__Input data__

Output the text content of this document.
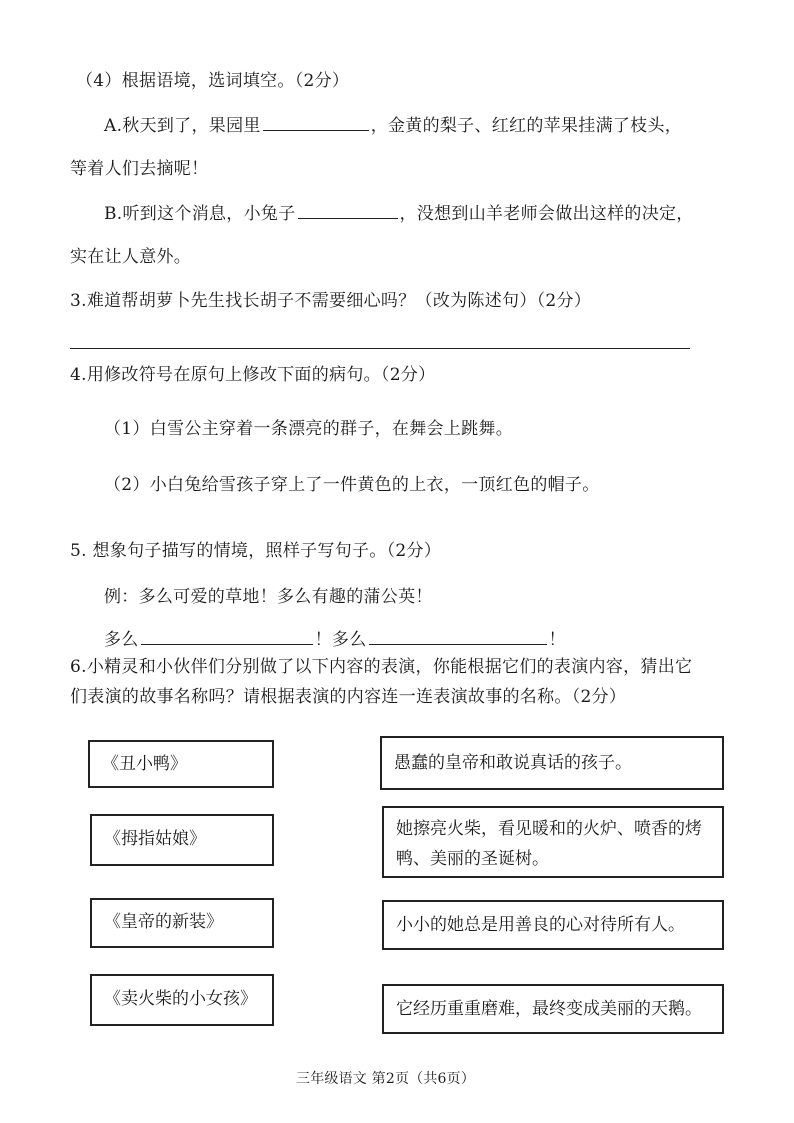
（4）根据语境，选词填空。（2分）
A.秋天到了，果园里	，金黄的梨子、红红的苹果挂满了枝头，
等着人们去摘呢！
B.听到这个消息，小兔子	，没想到山羊老师会做出这样的决定，
实在让人意外。
3.难道帮胡萝卜先生找长胡子不需要细心吗？（改为陈述句）（2分）
4.用修改符号在原句上修改下面的病句。（2分）
（1）白雪公主穿着一条漂亮的群子，在舞会上跳舞。
（2）小白兔给雪孩子穿上了一件黄色的上衣，一顶红色的帽子。
5. 想象句子描写的情境，照样子写句子。（2分）
例：多么可爱的草地！多么有趣的蒲公英！
多么	！多么	！
6.小精灵和小伙伴们分别做了以下内容的表演，你能根据它们的表演内容，猜出它
们表演的故事名称吗？请根据表演的内容连一连表演故事的名称。（2分）
《丑小鸭》
《拇指姑娘》
《皇帝的新装》
《卖火柴的小女孩》
愚蠢的皇帝和敢说真话的孩子。
她擦亮火柴，看见暖和的火炉、喷香的烤
鸭、美丽的圣诞树。
小小的她总是用善良的心对待所有人。
它经历重重磨难，最终变成美丽的天鹅。
三年级语文 第2页（共6页）
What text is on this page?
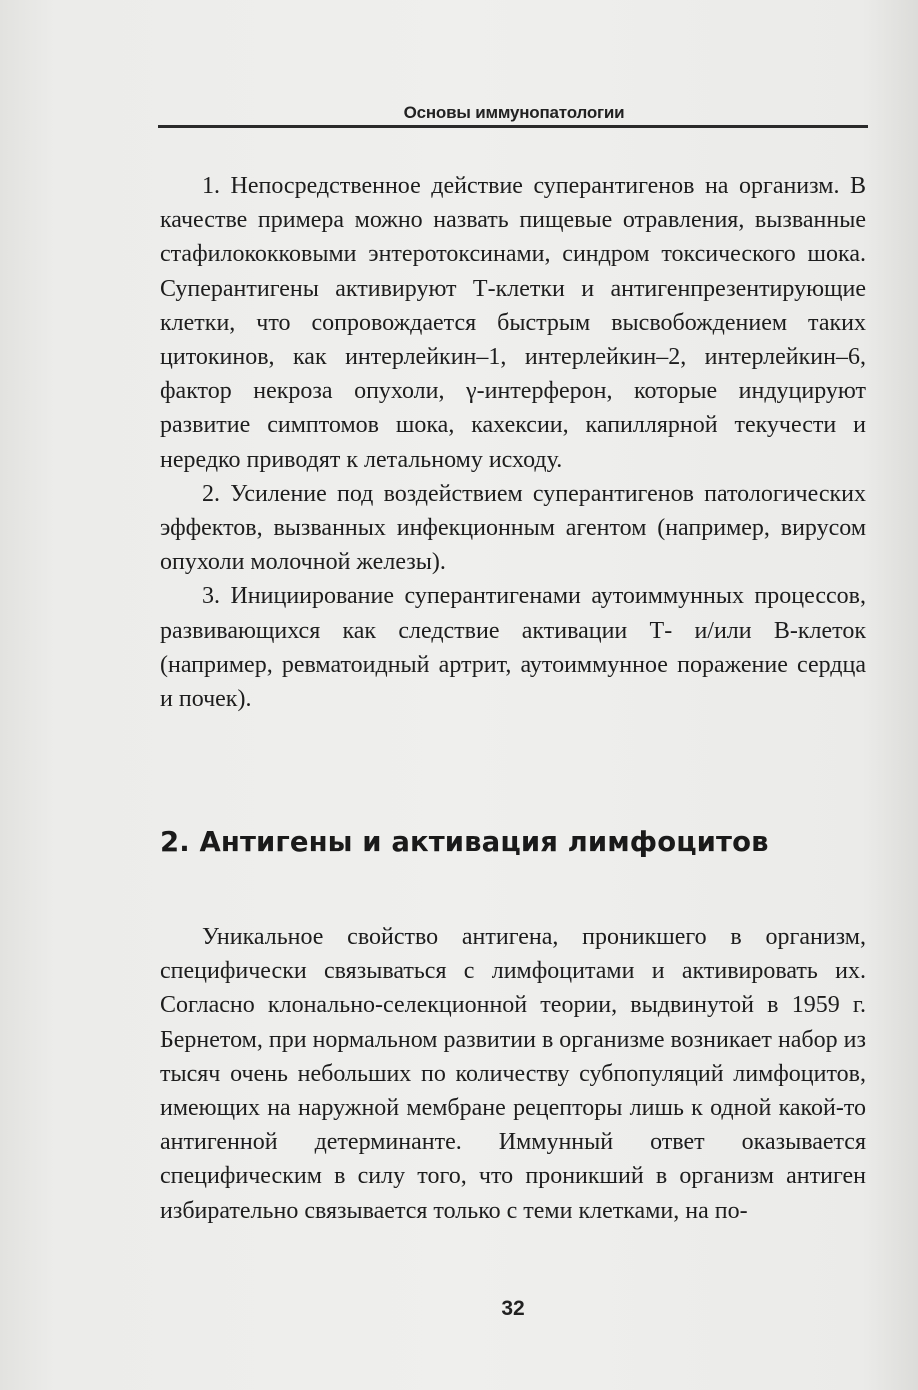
Основы иммунопатологии

1. Непосредственное действие суперантигенов на организм. В качестве примера можно назвать пищевые отравления, вызванные стафилококковыми энтеротоксинами, синдром токсического шока. Суперантигены активируют Т-клетки и антигенпрезентирующие клетки, что сопровождается быстрым высвобождением таких цитокинов, как интерлейкин–1, интерлейкин–2, интерлейкин–6, фактор некроза опухоли, γ-интерферон, которые индуцируют развитие симптомов шока, кахексии, капиллярной текучести и нередко приводят к летальному исходу.

2. Усиление под воздействием суперантигенов патологических эффектов, вызванных инфекционным агентом (например, вирусом опухоли молочной железы).

3. Инициирование суперантигенами аутоиммунных процессов, развивающихся как следствие активации Т- и/или В-клеток (например, ревматоидный артрит, аутоиммунное поражение сердца и почек).

2. Антигены и активация лимфоцитов

Уникальное свойство антигена, проникшего в организм, специфически связываться с лимфоцитами и активировать их. Согласно клонально-селекционной теории, выдвинутой в 1959 г. Бернетом, при нормальном развитии в организме возникает набор из тысяч очень небольших по количеству субпопуляций лимфоцитов, имеющих на наружной мембране рецепторы лишь к одной какой-то антигенной детерминанте. Иммунный ответ оказывается специфическим в силу того, что проникший в организм антиген избирательно связывается только с теми клетками, на по-

32
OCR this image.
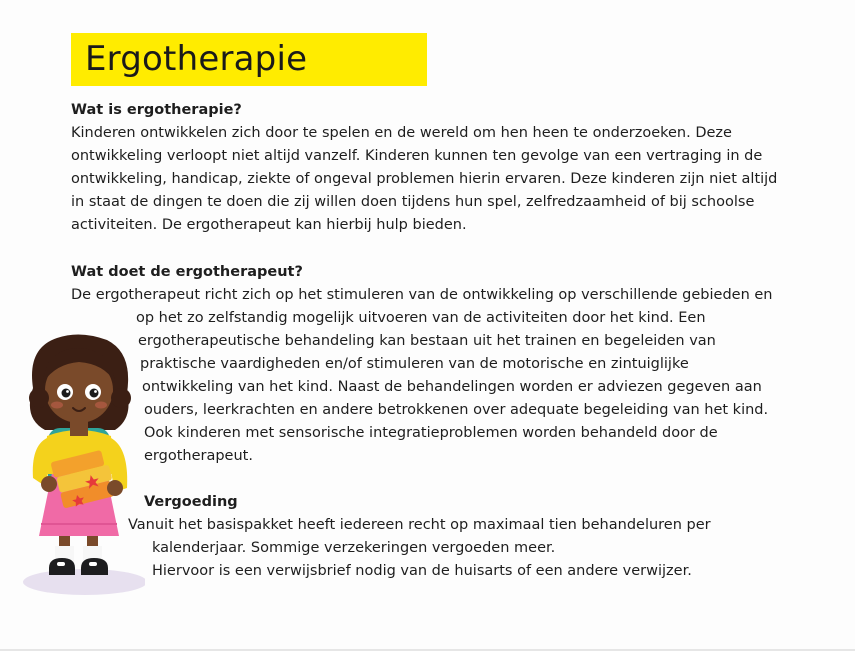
Ergotherapie
Wat is ergotherapie?
Kinderen ontwikkelen zich door te spelen en de wereld om hen heen te onderzoeken. Deze
ontwikkeling verloopt niet altijd vanzelf. Kinderen kunnen ten gevolge van een vertraging in de
ontwikkeling, handicap, ziekte of ongeval problemen hierin ervaren. Deze kinderen zijn niet altijd
in staat de dingen te doen die zij willen doen tijdens hun spel, zelfredzaamheid of bij schoolse
activiteiten. De ergotherapeut kan hierbij hulp bieden.
Wat doet de ergotherapeut?
De ergotherapeut richt zich op het stimuleren van de ontwikkeling op verschillende gebieden en
op het zo zelfstandig mogelijk uitvoeren van de activiteiten door het kind. Een
ergotherapeutische behandeling kan bestaan uit het trainen en begeleiden van
praktische vaardigheden en/of stimuleren van de motorische en zintuiglijke
ontwikkeling van het kind. Naast de behandelingen worden er adviezen gegeven aan
ouders, leerkrachten en andere betrokkenen over adequate begeleiding van het kind.
Ook kinderen met sensorische integratieproblemen worden behandeld door de
ergotherapeut.
Vergoeding
Vanuit het basispakket heeft iedereen recht op maximaal tien behandeluren per
kalenderjaar. Sommige verzekeringen vergoeden meer.
Hiervoor is een verwijsbrief nodig van de huisarts of een andere verwijzer.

__Directions__
Copy out the data above exactly, except the pictures.

__Solution below__
Output the text content of this document.
（4）根据语境，选词填空。（2分）
A.秋天到了，果园里	，金黄的梨子、红红的苹果挂满了枝头，
等着人们去摘呢！
B.听到这个消息，小兔子	，没想到山羊老师会做出这样的决定，
实在让人意外。
3.难道帮胡萝卜先生找长胡子不需要细心吗？（改为陈述句）（2分）
4.用修改符号在原句上修改下面的病句。（2分）
（1）白雪公主穿着一条漂亮的群子，在舞会上跳舞。
（2）小白兔给雪孩子穿上了一件黄色的上衣，一顶红色的帽子。
5. 想象句子描写的情境，照样子写句子。（2分）
例：多么可爱的草地！多么有趣的蒲公英！
多么	！多么	！
6.小精灵和小伙伴们分别做了以下内容的表演，你能根据它们的表演内容，猜出它
们表演的故事名称吗？请根据表演的内容连一连表演故事的名称。（2分）
《丑小鸭》
《拇指姑娘》
《皇帝的新装》
《卖火柴的小女孩》
愚蠢的皇帝和敢说真话的孩子。
她擦亮火柴，看见暖和的火炉、喷香的烤
鸭、美丽的圣诞树。
小小的她总是用善良的心对待所有人。
它经历重重磨难，最终变成美丽的天鹅。
三年级语文 第2页（共6页）
What text is on this page?
Основы иммунопатологии

1. Непосредственное действие суперантигенов на организм. В качестве примера можно назвать пищевые отравления, вызванные стафилококковыми энтеротоксинами, синдром токсического шока. Суперантигены активируют Т-клетки и антигенпрезентирующие клетки, что сопровождается быстрым высвобождением таких цитокинов, как интерлейкин–1, интерлейкин–2, интерлейкин–6, фактор некроза опухоли, γ-интерферон, которые индуцируют развитие симптомов шока, кахексии, капиллярной текучести и нередко приводят к летальному исходу.

2. Усиление под воздействием суперантигенов патологических эффектов, вызванных инфекционным агентом (например, вирусом опухоли молочной железы).

3. Инициирование суперантигенами аутоиммунных процессов, развивающихся как следствие активации Т- и/или В-клеток (например, ревматоидный артрит, аутоиммунное поражение сердца и почек).

2. Антигены и активация лимфоцитов

Уникальное свойство антигена, проникшего в организм, специфически связываться с лимфоцитами и активировать их. Согласно клонально-селекционной теории, выдвинутой в 1959 г. Бернетом, при нормальном развитии в организме возникает набор из тысяч очень небольших по количеству субпопуляций лимфоцитов, имеющих на наружной мембране рецепторы лишь к одной какой-то антигенной детерминанте. Иммунный ответ оказывается специфическим в силу того, что проникший в организм антиген избирательно связывается только с теми клетками, на по-

32
OCR this image.
Ergotherapie
Wat is ergotherapie?
Kinderen ontwikkelen zich door te spelen en de wereld om hen heen te onderzoeken. Deze
ontwikkeling verloopt niet altijd vanzelf. Kinderen kunnen ten gevolge van een vertraging in de
ontwikkeling, handicap, ziekte of ongeval problemen hierin ervaren. Deze kinderen zijn niet altijd
in staat de dingen te doen die zij willen doen tijdens hun spel, zelfredzaamheid of bij schoolse
activiteiten. De ergotherapeut kan hierbij hulp bieden.
Wat doet de ergotherapeut?
De ergotherapeut richt zich op het stimuleren van de ontwikkeling op verschillende gebieden en
op het zo zelfstandig mogelijk uitvoeren van de activiteiten door het kind. Een
ergotherapeutische behandeling kan bestaan uit het trainen en begeleiden van
praktische vaardigheden en/of stimuleren van de motorische en zintuiglijke
ontwikkeling van het kind. Naast de behandelingen worden er adviezen gegeven aan
ouders, leerkrachten en andere betrokkenen over adequate begeleiding van het kind.
Ook kinderen met sensorische integratieproblemen worden behandeld door de
ergotherapeut.
Vergoeding
Vanuit het basispakket heeft iedereen recht op maximaal tien behandeluren per
kalenderjaar. Sommige verzekeringen vergoeden meer.
Hiervoor is een verwijsbrief nodig van de huisarts of een andere verwijzer.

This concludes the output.